___ Data for this task

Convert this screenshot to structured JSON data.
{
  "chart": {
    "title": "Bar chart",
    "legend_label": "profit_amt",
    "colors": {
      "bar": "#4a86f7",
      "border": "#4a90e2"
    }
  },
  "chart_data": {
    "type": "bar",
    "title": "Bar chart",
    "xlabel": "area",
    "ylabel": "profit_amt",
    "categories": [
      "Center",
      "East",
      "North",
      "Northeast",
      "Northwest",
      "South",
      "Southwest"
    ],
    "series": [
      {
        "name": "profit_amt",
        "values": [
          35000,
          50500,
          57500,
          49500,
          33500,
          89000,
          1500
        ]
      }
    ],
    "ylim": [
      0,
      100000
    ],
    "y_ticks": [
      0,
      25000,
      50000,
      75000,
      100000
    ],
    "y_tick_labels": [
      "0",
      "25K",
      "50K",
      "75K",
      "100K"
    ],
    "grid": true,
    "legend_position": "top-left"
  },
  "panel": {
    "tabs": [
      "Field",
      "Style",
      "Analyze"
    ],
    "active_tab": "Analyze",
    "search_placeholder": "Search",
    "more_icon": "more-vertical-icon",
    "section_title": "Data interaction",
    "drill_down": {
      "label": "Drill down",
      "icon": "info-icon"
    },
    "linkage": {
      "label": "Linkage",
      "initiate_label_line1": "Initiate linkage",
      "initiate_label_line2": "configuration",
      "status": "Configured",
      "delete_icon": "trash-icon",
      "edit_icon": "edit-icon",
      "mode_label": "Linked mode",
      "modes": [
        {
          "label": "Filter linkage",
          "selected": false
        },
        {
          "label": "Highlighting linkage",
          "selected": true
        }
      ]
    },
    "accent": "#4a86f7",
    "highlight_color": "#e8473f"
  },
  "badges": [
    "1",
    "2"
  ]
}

______

● **What you have to do**:
Please repeat all the records above exactly as they appear.

● **Final result**:
Convert this screenshot to structured JSON data.
{
  "chart": {
    "title": "Bar chart",
    "legend_label": "profit_amt",
    "colors": {
      "bar": "#4a86f7",
      "border": "#4a90e2"
    }
  },
  "chart_data": {
    "type": "bar",
    "title": "Bar chart",
    "xlabel": "area",
    "ylabel": "profit_amt",
    "categories": [
      "Center",
      "East",
      "North",
      "Northeast",
      "Northwest",
      "South",
      "Southwest"
    ],
    "series": [
      {
        "name": "profit_amt",
        "values": [
          35000,
          50500,
          57500,
          49500,
          33500,
          89000,
          1500
        ]
      }
    ],
    "ylim": [
      0,
      100000
    ],
    "y_ticks": [
      0,
      25000,
      50000,
      75000,
      100000
    ],
    "y_tick_labels": [
      "0",
      "25K",
      "50K",
      "75K",
      "100K"
    ],
    "grid": true,
    "legend_position": "top-left"
  },
  "panel": {
    "tabs": [
      "Field",
      "Style",
      "Analyze"
    ],
    "active_tab": "Analyze",
    "search_placeholder": "Search",
    "more_icon": "more-vertical-icon",
    "section_title": "Data interaction",
    "drill_down": {
      "label": "Drill down",
      "icon": "info-icon"
    },
    "linkage": {
      "label": "Linkage",
      "initiate_label_line1": "Initiate linkage",
      "initiate_label_line2": "configuration",
      "status": "Configured",
      "delete_icon": "trash-icon",
      "edit_icon": "edit-icon",
      "mode_label": "Linked mode",
      "modes": [
        {
          "label": "Filter linkage",
          "selected": false
        },
        {
          "label": "Highlighting linkage",
          "selected": true
        }
      ]
    },
    "accent": "#4a86f7",
    "highlight_color": "#e8473f"
  },
  "badges": [
    "1",
    "2"
  ]
}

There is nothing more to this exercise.